> **EXERCISE GOAL**: Return each line containing the string "text".

[Saved entries]
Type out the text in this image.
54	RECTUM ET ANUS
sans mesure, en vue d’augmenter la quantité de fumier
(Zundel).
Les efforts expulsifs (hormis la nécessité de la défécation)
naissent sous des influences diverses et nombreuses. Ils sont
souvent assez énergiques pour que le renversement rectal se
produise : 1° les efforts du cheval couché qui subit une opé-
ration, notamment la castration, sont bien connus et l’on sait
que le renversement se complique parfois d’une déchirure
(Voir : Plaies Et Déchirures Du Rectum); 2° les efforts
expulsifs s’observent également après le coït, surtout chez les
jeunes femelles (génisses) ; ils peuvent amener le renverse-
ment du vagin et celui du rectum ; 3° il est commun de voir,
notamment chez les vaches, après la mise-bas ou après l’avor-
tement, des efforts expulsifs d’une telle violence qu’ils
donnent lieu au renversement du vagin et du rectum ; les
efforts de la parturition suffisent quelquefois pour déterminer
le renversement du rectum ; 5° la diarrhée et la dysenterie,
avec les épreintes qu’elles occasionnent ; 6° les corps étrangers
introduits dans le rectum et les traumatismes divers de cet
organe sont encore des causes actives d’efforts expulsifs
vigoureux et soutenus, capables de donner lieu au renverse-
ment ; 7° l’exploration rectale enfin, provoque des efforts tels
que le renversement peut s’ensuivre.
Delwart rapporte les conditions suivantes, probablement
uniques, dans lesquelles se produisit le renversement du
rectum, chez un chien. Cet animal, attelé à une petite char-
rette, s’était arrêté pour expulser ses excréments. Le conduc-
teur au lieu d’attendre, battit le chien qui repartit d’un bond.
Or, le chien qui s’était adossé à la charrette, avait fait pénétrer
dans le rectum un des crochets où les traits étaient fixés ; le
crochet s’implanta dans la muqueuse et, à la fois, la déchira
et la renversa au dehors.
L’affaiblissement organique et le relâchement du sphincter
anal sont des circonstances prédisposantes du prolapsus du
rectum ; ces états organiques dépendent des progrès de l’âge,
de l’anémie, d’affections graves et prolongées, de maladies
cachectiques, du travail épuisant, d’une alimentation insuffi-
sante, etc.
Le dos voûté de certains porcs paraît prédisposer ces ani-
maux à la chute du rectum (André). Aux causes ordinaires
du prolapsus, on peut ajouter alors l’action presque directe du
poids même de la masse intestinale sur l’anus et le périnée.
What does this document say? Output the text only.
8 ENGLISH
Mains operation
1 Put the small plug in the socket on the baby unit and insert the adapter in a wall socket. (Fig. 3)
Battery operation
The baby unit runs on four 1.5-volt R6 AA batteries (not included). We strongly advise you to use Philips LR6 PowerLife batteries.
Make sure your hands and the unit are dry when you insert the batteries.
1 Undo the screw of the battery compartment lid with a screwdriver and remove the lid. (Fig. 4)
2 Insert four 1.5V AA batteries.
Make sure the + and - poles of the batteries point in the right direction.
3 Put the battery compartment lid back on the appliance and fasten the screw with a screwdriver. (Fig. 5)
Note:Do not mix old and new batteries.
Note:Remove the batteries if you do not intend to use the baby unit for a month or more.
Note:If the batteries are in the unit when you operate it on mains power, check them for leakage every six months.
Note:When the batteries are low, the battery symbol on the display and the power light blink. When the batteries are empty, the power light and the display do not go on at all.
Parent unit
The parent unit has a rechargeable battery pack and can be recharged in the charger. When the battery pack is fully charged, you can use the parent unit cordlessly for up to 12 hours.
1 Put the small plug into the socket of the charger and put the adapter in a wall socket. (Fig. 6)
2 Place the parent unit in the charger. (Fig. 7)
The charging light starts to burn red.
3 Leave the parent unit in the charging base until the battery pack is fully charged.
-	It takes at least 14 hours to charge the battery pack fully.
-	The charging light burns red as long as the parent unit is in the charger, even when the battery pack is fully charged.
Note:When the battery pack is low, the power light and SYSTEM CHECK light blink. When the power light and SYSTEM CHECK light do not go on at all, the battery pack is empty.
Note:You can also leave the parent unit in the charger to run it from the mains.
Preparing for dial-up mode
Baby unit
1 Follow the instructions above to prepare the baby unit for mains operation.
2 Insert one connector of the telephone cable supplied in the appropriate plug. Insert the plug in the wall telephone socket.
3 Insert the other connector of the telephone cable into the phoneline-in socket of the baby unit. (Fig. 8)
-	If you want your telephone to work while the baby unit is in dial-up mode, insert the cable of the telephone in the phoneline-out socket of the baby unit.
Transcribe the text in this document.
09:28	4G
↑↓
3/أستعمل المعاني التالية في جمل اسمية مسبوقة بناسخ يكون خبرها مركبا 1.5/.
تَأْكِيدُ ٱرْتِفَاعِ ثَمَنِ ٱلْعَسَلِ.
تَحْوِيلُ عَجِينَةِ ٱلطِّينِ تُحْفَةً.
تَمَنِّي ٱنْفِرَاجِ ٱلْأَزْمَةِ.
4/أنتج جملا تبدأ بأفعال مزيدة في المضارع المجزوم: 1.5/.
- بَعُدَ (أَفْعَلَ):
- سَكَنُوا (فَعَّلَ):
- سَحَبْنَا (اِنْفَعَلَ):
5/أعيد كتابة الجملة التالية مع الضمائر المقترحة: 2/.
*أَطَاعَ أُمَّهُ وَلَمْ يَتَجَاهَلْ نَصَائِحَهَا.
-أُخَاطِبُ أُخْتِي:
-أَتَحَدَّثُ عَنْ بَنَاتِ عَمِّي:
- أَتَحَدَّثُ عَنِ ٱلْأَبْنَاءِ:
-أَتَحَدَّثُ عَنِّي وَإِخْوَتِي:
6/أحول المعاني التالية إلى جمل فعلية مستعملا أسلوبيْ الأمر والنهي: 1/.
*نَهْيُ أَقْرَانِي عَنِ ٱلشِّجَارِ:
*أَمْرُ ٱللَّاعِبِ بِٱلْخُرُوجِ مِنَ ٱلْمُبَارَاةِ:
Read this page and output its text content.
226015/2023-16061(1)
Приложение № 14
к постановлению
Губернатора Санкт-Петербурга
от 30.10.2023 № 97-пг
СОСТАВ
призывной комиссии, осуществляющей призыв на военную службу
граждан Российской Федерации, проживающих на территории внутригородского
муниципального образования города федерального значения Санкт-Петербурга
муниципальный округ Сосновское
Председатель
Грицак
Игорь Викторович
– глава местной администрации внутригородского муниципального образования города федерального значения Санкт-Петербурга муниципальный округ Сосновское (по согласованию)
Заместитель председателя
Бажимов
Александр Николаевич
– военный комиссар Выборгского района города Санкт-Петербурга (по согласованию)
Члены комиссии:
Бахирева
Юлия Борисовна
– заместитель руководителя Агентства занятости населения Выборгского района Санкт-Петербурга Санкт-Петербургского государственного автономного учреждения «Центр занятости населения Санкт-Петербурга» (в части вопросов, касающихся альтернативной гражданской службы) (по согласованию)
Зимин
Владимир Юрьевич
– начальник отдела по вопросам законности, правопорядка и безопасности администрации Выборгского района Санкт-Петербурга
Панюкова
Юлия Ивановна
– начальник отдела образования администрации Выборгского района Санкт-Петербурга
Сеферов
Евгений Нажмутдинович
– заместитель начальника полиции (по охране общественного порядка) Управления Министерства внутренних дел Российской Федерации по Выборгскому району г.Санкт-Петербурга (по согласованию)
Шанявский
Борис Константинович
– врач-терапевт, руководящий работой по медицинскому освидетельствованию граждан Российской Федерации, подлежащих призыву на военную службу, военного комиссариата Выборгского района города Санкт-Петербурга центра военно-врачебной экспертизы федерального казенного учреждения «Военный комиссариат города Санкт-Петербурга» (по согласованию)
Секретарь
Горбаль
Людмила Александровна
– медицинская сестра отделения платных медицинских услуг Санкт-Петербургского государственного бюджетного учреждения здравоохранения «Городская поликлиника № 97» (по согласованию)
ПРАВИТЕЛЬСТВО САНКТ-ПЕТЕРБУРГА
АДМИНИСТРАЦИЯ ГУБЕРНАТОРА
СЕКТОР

> **ANSWER TO THIS TASK**:
Type out the text in this image.
What does this document say? Output the text only.
Transcribe the text in this document.
Read this page and output its text content.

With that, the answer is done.